**Data in this exercise**.
⁂
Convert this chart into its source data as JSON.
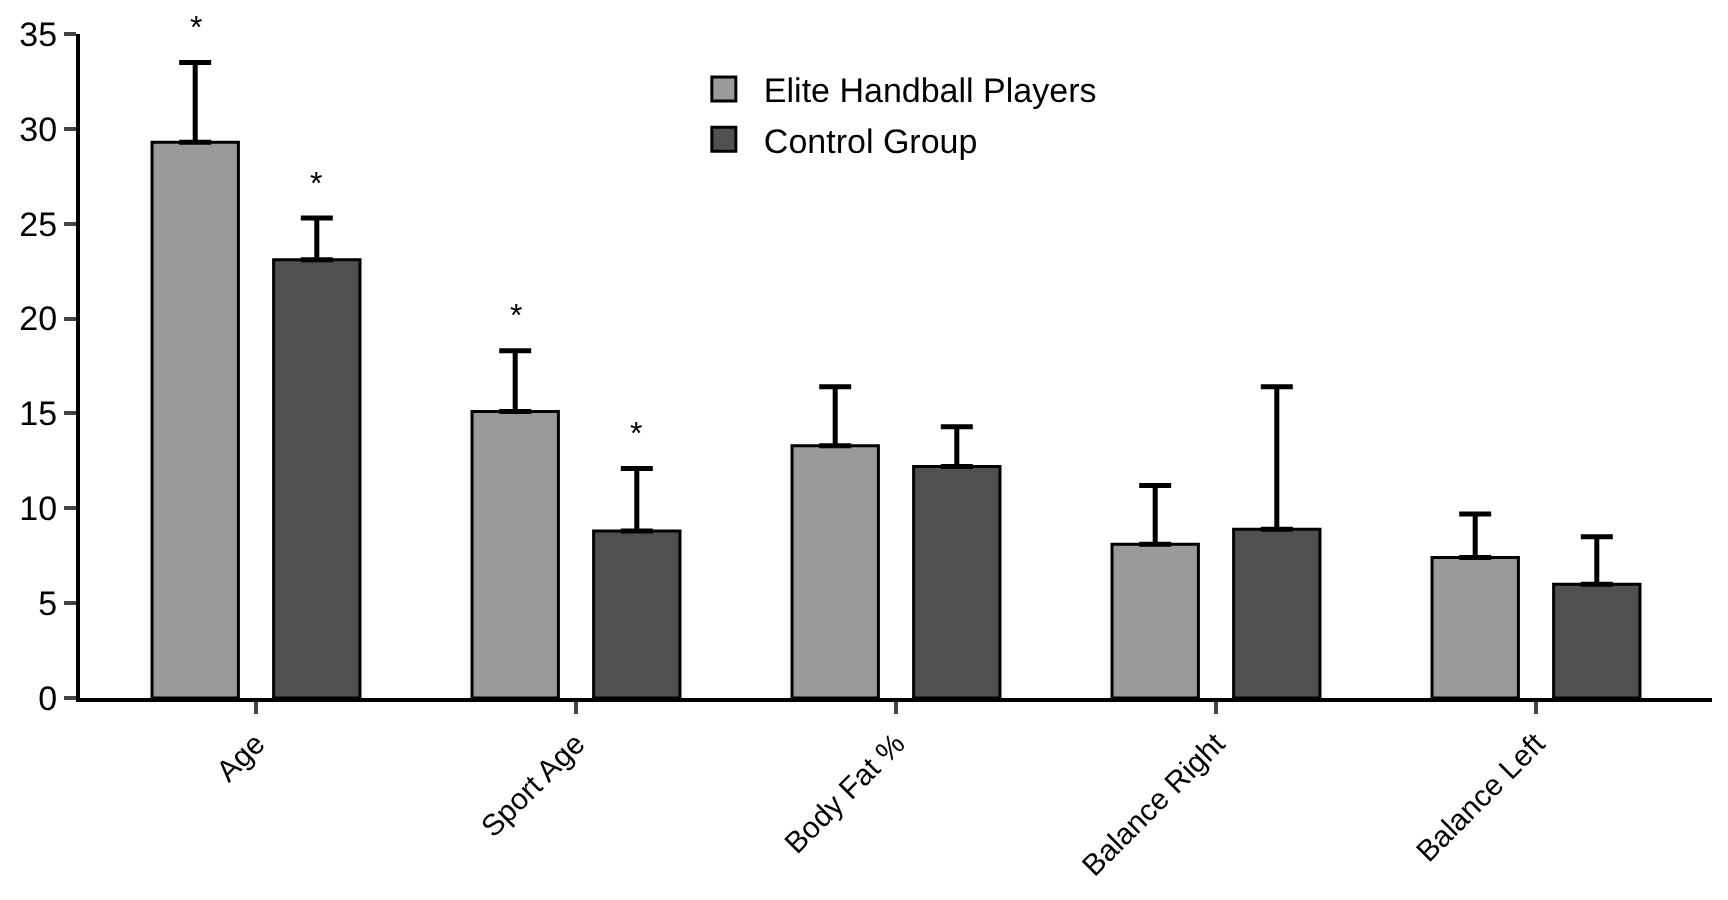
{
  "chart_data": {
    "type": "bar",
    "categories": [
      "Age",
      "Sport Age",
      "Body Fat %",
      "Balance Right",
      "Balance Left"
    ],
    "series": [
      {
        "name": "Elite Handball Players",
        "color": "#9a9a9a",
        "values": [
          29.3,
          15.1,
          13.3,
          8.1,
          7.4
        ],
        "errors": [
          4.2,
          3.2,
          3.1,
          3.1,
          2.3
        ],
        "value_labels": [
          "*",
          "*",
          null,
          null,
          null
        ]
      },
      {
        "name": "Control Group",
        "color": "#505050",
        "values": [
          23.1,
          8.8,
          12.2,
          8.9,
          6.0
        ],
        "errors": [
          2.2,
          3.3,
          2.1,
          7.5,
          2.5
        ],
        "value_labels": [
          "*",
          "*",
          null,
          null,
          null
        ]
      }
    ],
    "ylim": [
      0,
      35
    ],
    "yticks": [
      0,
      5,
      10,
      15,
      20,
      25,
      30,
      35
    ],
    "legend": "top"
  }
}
⁂
**Exercise instructions**. Repeat the lines above exactly, and keep every picture out.

**Completed task**.
Convert this chart into its source data as JSON.
{
  "chart_data": {
    "type": "bar",
    "categories": [
      "Age",
      "Sport Age",
      "Body Fat %",
      "Balance Right",
      "Balance Left"
    ],
    "series": [
      {
        "name": "Elite Handball Players",
        "color": "#9a9a9a",
        "values": [
          29.3,
          15.1,
          13.3,
          8.1,
          7.4
        ],
        "errors": [
          4.2,
          3.2,
          3.1,
          3.1,
          2.3
        ],
        "value_labels": [
          "*",
          "*",
          null,
          null,
          null
        ]
      },
      {
        "name": "Control Group",
        "color": "#505050",
        "values": [
          23.1,
          8.8,
          12.2,
          8.9,
          6.0
        ],
        "errors": [
          2.2,
          3.3,
          2.1,
          7.5,
          2.5
        ],
        "value_labels": [
          "*",
          "*",
          null,
          null,
          null
        ]
      }
    ],
    "ylim": [
      0,
      35
    ],
    "yticks": [
      0,
      5,
      10,
      15,
      20,
      25,
      30,
      35
    ],
    "legend": "top"
  }
}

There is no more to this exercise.